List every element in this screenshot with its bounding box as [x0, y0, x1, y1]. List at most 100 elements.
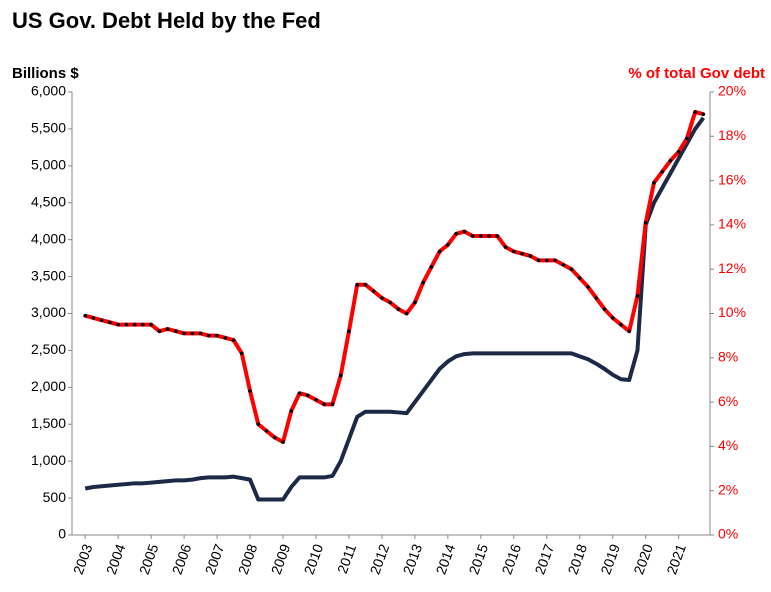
y-tick-label: 5,000 — [31, 157, 66, 173]
y-tick-label: 1,000 — [31, 452, 66, 468]
marker — [99, 318, 104, 322]
marker — [198, 331, 203, 336]
marker — [91, 316, 96, 320]
y2-tick-label: 4% — [718, 437, 738, 453]
marker — [215, 333, 219, 338]
marker — [355, 282, 360, 287]
x-tick-label: 2013 — [400, 542, 426, 577]
marker — [569, 267, 574, 272]
marker — [610, 316, 615, 320]
marker — [165, 327, 170, 331]
x-tick-label: 2007 — [202, 542, 228, 577]
marker — [462, 229, 467, 234]
marker — [619, 322, 623, 327]
marker — [627, 329, 632, 334]
x-tick-label: 2006 — [169, 542, 195, 577]
marker — [404, 311, 409, 316]
marker — [338, 373, 343, 378]
marker — [272, 435, 277, 440]
marker — [314, 398, 318, 402]
y2-tick-label: 6% — [718, 393, 738, 409]
x-tick-label: 2004 — [103, 542, 129, 577]
y2-axis-title: % of total Gov debt — [628, 65, 765, 82]
marker — [503, 245, 508, 249]
marker — [685, 136, 689, 141]
marker — [132, 322, 137, 327]
marker — [668, 158, 673, 163]
marker — [676, 150, 681, 154]
x-tick-label: 2018 — [564, 542, 590, 577]
marker — [248, 389, 252, 393]
marker — [602, 307, 607, 311]
line — [84, 116, 706, 502]
x-tick-label: 2016 — [498, 542, 524, 577]
marker — [388, 300, 392, 305]
marker — [487, 234, 491, 238]
marker — [83, 313, 87, 318]
x-tick-label: 2019 — [597, 542, 623, 577]
x-tick-label: 2011 — [334, 542, 359, 576]
x-tick-label: 2010 — [301, 542, 327, 577]
marker — [240, 351, 244, 356]
marker — [495, 234, 500, 238]
marker — [652, 181, 656, 185]
y-tick-label: 6,000 — [31, 83, 66, 99]
x-tick-label: 2005 — [136, 542, 162, 577]
y-tick-label: 3,500 — [31, 267, 66, 283]
marker — [577, 276, 582, 280]
marker — [643, 220, 648, 225]
y-tick-label: 3,000 — [31, 304, 66, 320]
marker — [437, 249, 442, 254]
marker — [322, 402, 327, 407]
y2-tick-label: 0% — [718, 526, 738, 542]
marker — [330, 402, 335, 407]
chart-title: US Gov. Debt Held by the Fed — [12, 8, 321, 33]
marker — [561, 262, 566, 267]
marker — [256, 422, 261, 427]
y2-tick-label: 18% — [718, 127, 746, 143]
y-tick-label: 2,500 — [31, 341, 66, 357]
y-tick-label: 5,500 — [31, 120, 66, 136]
marker — [701, 112, 706, 116]
y-tick-label: 2,000 — [31, 378, 66, 394]
marker — [149, 322, 153, 327]
y-tick-label: 500 — [43, 489, 67, 505]
y2-tick-label: 10% — [718, 304, 746, 320]
x-tick-label: 2003 — [70, 542, 96, 577]
marker — [223, 336, 228, 340]
marker — [520, 251, 524, 256]
line — [84, 109, 704, 444]
marker — [536, 258, 541, 263]
x-tick-label: 2017 — [531, 542, 557, 577]
y-axis-title: Billions $ — [12, 65, 79, 82]
x-tick-label: 2009 — [268, 542, 294, 577]
marker — [660, 169, 664, 174]
x-tick-label: 2021 — [663, 542, 689, 577]
marker — [289, 409, 294, 413]
marker — [635, 293, 640, 298]
marker — [174, 329, 178, 334]
y-tick-label: 0 — [58, 526, 66, 542]
marker — [207, 333, 211, 338]
marker — [124, 322, 129, 327]
marker — [231, 338, 236, 342]
marker — [190, 331, 195, 336]
marker — [264, 429, 269, 433]
marker — [544, 258, 549, 263]
x-tick-label: 2012 — [367, 542, 393, 577]
marker — [281, 440, 285, 444]
marker — [421, 280, 425, 285]
marker — [371, 289, 376, 294]
y2-tick-label: 12% — [718, 260, 746, 276]
marker — [512, 249, 516, 254]
marker — [305, 393, 310, 398]
marker — [347, 329, 351, 334]
y-tick-label: 4,500 — [31, 193, 66, 209]
marker — [470, 234, 475, 238]
marker — [586, 285, 590, 289]
y-tick-label: 1,500 — [31, 415, 66, 431]
x-tick-label: 2020 — [630, 542, 656, 577]
marker — [108, 320, 112, 325]
x-tick-label: 2008 — [235, 542, 261, 577]
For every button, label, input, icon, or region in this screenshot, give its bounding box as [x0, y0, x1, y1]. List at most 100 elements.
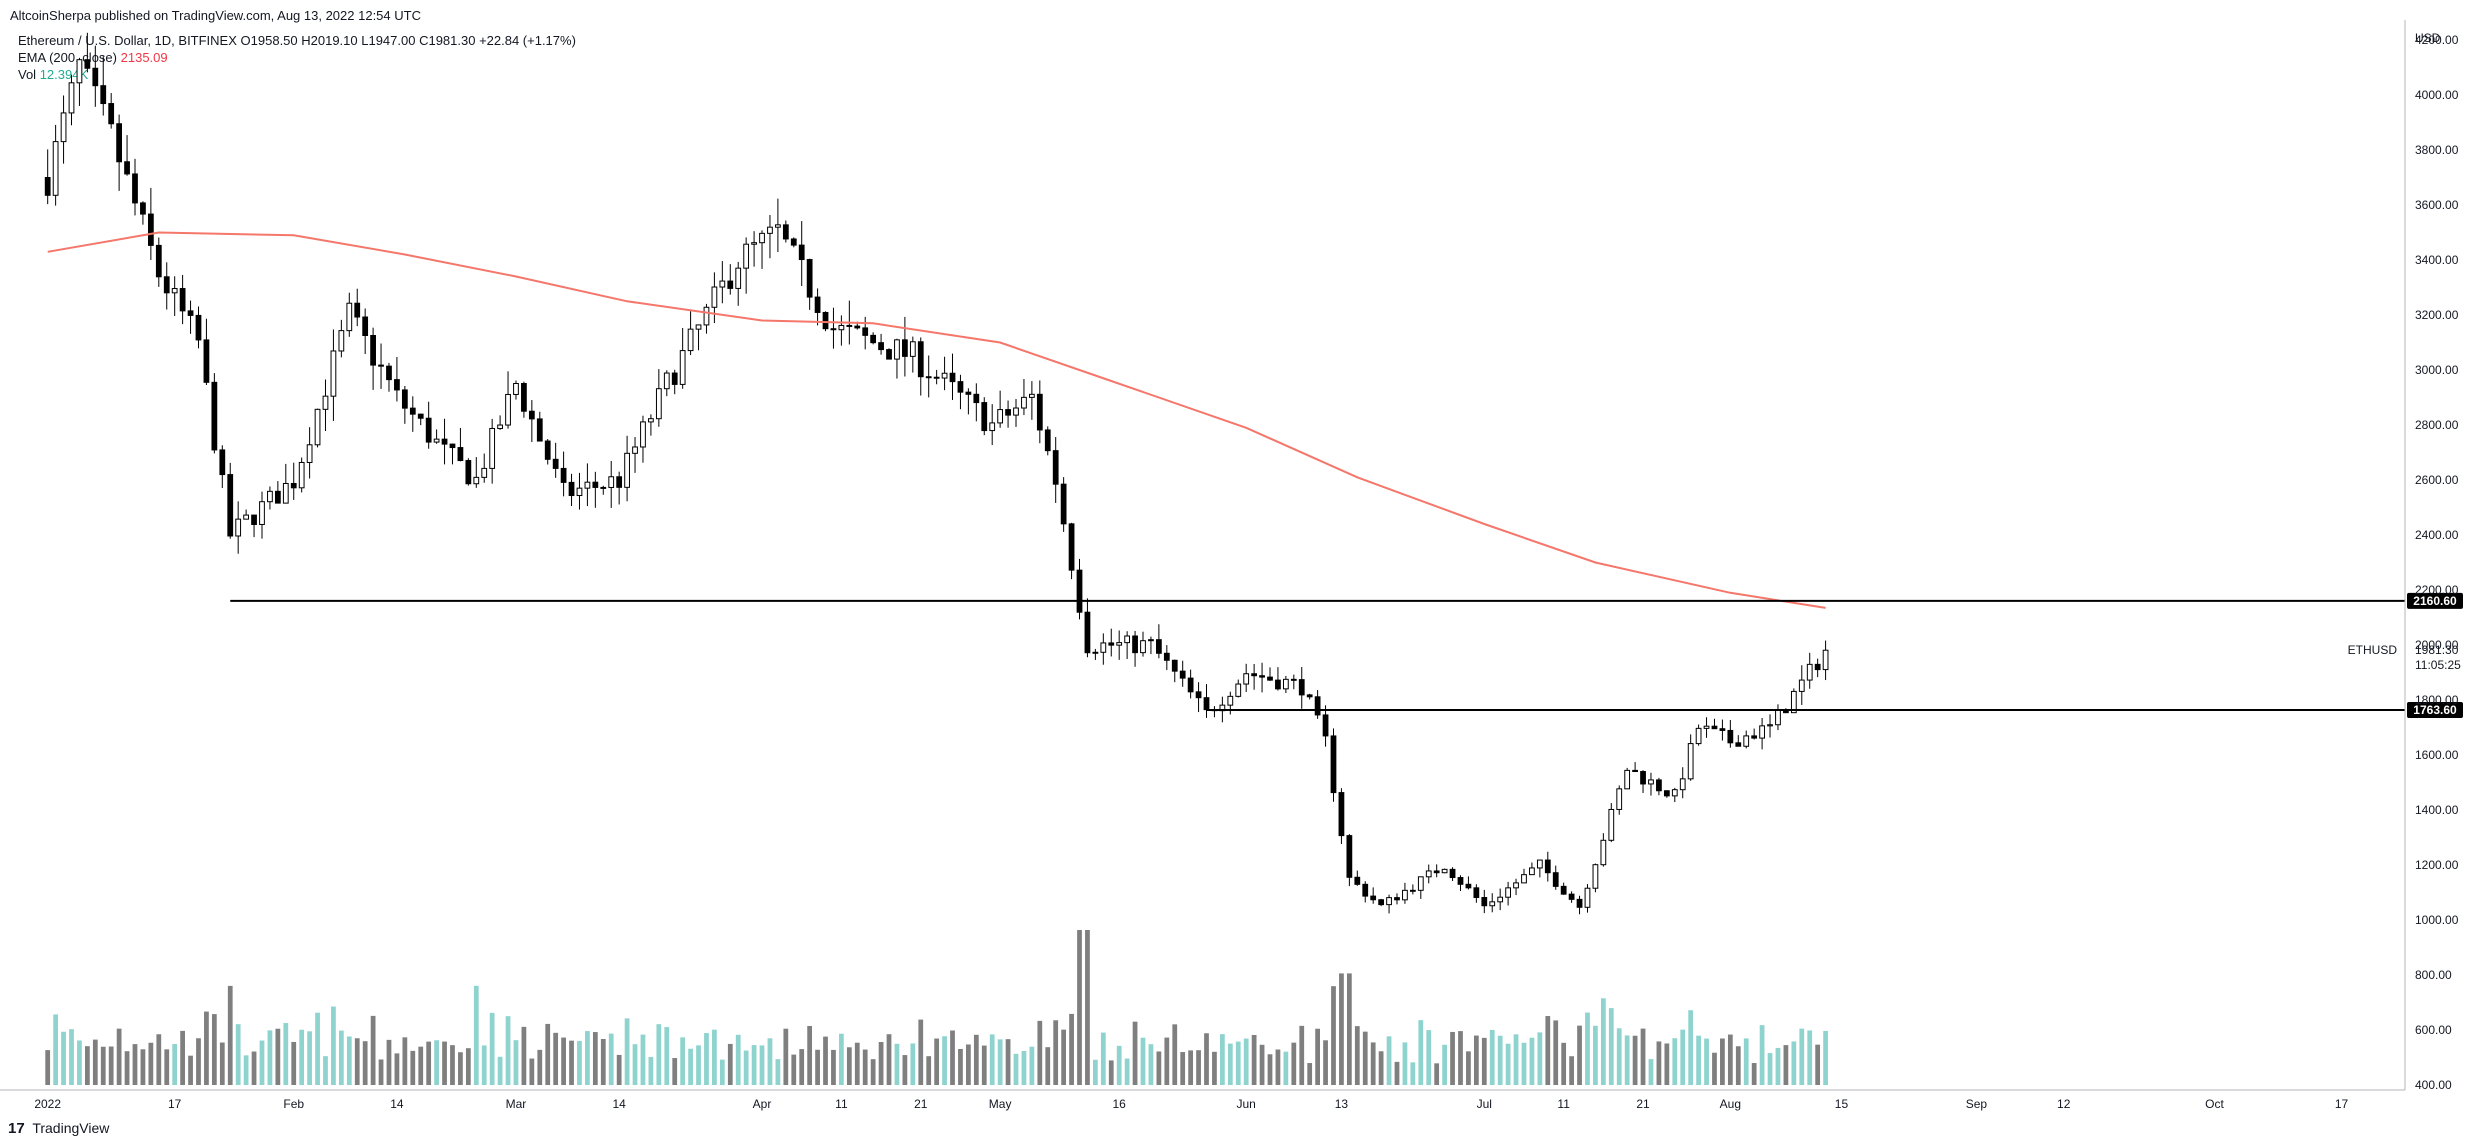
volume-bar	[450, 1045, 455, 1085]
x-tick-label: Oct	[2205, 1097, 2224, 1111]
x-tick-label: Sep	[1966, 1097, 1988, 1111]
volume-bar	[1735, 1046, 1741, 1085]
x-tick-label: 21	[1636, 1097, 1650, 1111]
candle-body	[989, 422, 996, 432]
candle-body	[505, 393, 511, 426]
volume-bar	[84, 1046, 90, 1085]
volume-bar	[291, 1041, 297, 1085]
volume-bar	[1743, 1038, 1749, 1085]
volume-bar	[1466, 1051, 1471, 1085]
candle-body	[132, 173, 138, 204]
x-tick-label: Feb	[283, 1097, 304, 1111]
volume-bar	[116, 1028, 122, 1085]
candle-body	[1536, 859, 1543, 869]
candle-body	[52, 141, 59, 196]
volume-bar	[1727, 1034, 1733, 1085]
candle-body	[465, 460, 472, 485]
candle-body	[941, 372, 948, 379]
volume-bar	[1172, 1024, 1178, 1085]
candle-body	[560, 467, 567, 483]
x-tick-label: 15	[1835, 1097, 1849, 1111]
volume-bar	[1077, 930, 1082, 1085]
volume-bar	[1680, 1029, 1686, 1085]
candle-body	[370, 334, 376, 366]
volume-bar	[767, 1038, 773, 1085]
candle-body	[648, 418, 654, 423]
volume-bar	[1624, 1035, 1630, 1085]
volume-bar	[894, 1043, 900, 1085]
candle-body	[251, 514, 257, 525]
candle-body	[1259, 675, 1265, 678]
volume-bar	[1315, 1028, 1321, 1085]
volume-bar	[1124, 1058, 1130, 1085]
volume-bar	[1386, 1036, 1392, 1085]
volume-bar	[696, 1045, 701, 1085]
candle-body	[1013, 407, 1019, 416]
candle-body	[1457, 877, 1464, 885]
volume-bar	[140, 1049, 146, 1085]
last-price-symbol: ETHUSD	[2348, 643, 2398, 657]
volume-bar	[1656, 1041, 1662, 1085]
candle-body	[600, 486, 607, 489]
volume-bar	[45, 1050, 51, 1085]
x-tick-label: 11	[1557, 1097, 1570, 1111]
candle-body	[441, 438, 448, 445]
candle-body	[1441, 868, 1448, 874]
candle-body	[1235, 683, 1242, 697]
volume-bar	[553, 1032, 559, 1085]
volume-bar	[1799, 1028, 1805, 1085]
footer-brand[interactable]: 17 TradingView	[8, 1120, 109, 1137]
candle-body	[306, 444, 313, 463]
volume-bar	[1418, 1020, 1424, 1085]
x-tick-label: 16	[1113, 1097, 1127, 1111]
volume-bar	[1204, 1033, 1209, 1085]
volume-bar	[839, 1033, 844, 1085]
volume-bar	[489, 1012, 495, 1085]
candle-body	[1155, 639, 1162, 654]
volume-bar	[854, 1042, 860, 1085]
volume-bar	[862, 1049, 868, 1085]
volume-bar	[751, 1045, 757, 1085]
volume-bar	[1759, 1025, 1765, 1085]
volume-bar	[124, 1051, 130, 1085]
candle-body	[1171, 659, 1178, 672]
candle-body	[1275, 679, 1281, 690]
volume-bar	[1791, 1041, 1797, 1085]
volume-bar	[1235, 1041, 1241, 1085]
candle-body	[552, 458, 559, 469]
volume-bar	[1092, 1059, 1098, 1085]
candle-body	[711, 286, 718, 308]
legend-vol-row[interactable]: Vol 12.394K	[18, 66, 576, 83]
candle-body	[1116, 642, 1123, 646]
level-price-box	[2407, 592, 2463, 609]
volume-bar	[799, 1049, 805, 1085]
volume-bar	[545, 1023, 551, 1085]
y-tick-label: 4200.00	[2415, 33, 2459, 47]
volume-bar	[1616, 1028, 1622, 1085]
candle-body	[735, 267, 742, 289]
horizontal-levels[interactable]: 2160.60 1763.60	[230, 592, 2463, 719]
candle-body	[243, 514, 249, 520]
legend-ema-value: 2135.09	[120, 50, 168, 65]
candle-body	[195, 314, 202, 341]
candle-body	[1465, 883, 1472, 889]
volume-bar	[1775, 1047, 1781, 1085]
candle-body	[1417, 876, 1424, 891]
candle-body	[1338, 792, 1345, 837]
volume-bar	[585, 1031, 590, 1085]
legend-ema-row[interactable]: EMA (200, close) 2135.09	[18, 49, 576, 66]
candle-body	[267, 490, 273, 503]
candlesticks	[44, 32, 1829, 915]
volume-bar	[1227, 1043, 1233, 1085]
candle-body	[1656, 779, 1662, 792]
candle-body	[1140, 640, 1146, 654]
volume-bar	[561, 1037, 566, 1085]
volume-bar	[1696, 1035, 1701, 1085]
volume-bar	[1108, 1060, 1114, 1085]
volume-bar	[712, 1029, 717, 1085]
legend-symbol-row[interactable]: Ethereum / U.S. Dollar, 1D, BITFINEX O19…	[18, 32, 576, 49]
volume-bar	[688, 1048, 693, 1085]
candle-body	[1409, 889, 1416, 892]
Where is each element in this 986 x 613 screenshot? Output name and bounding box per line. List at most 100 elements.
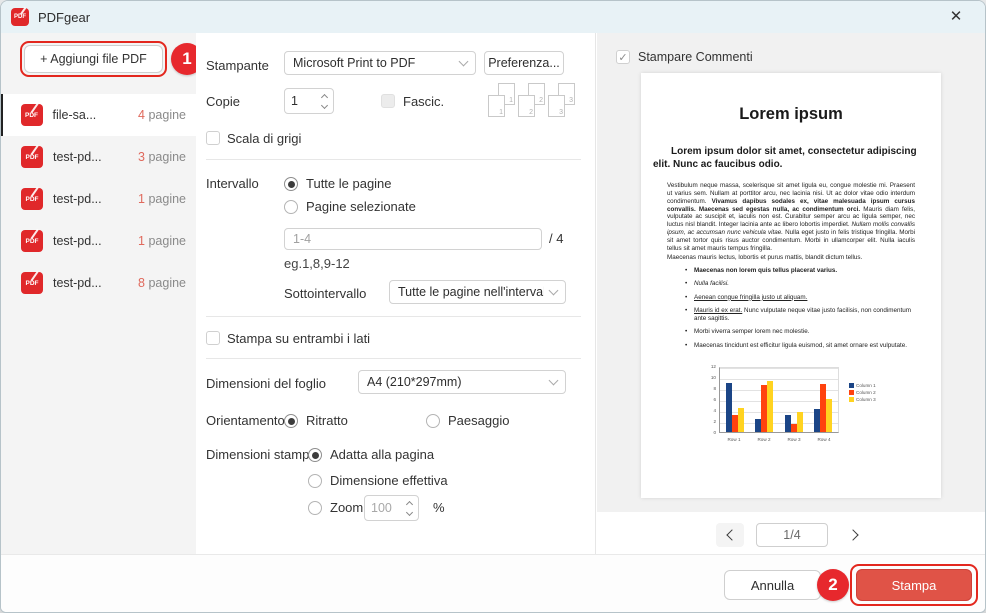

> _Set task_: Rename "marker" to "data-point" in the lines of the material starting at the line that contains "y-tick-label: 5,000 — [31, 157, 66, 173]" and ending at the line that contains "marker — [338, 373, 343, 378]", and give those lines again with nothing else changed.

> _Correct answer_:
y-tick-label: 5,000 — [31, 157, 66, 173]
y-tick-label: 1,000 — [31, 452, 66, 468]
data-point — [99, 318, 104, 322]
data-point — [198, 331, 203, 336]
data-point — [91, 316, 96, 320]
y2-tick-label: 4% — [718, 437, 738, 453]
data-point — [215, 333, 219, 338]
data-point — [355, 282, 360, 287]
x-tick-label: 2013 — [400, 542, 426, 577]
data-point — [569, 267, 574, 272]
data-point — [610, 316, 615, 320]
data-point — [165, 327, 170, 331]
x-tick-label: 2007 — [202, 542, 228, 577]
data-point — [462, 229, 467, 234]
data-point — [619, 322, 623, 327]
data-point — [627, 329, 632, 334]
x-tick-label: 2006 — [169, 542, 195, 577]
data-point — [404, 311, 409, 316]
data-point — [338, 373, 343, 378]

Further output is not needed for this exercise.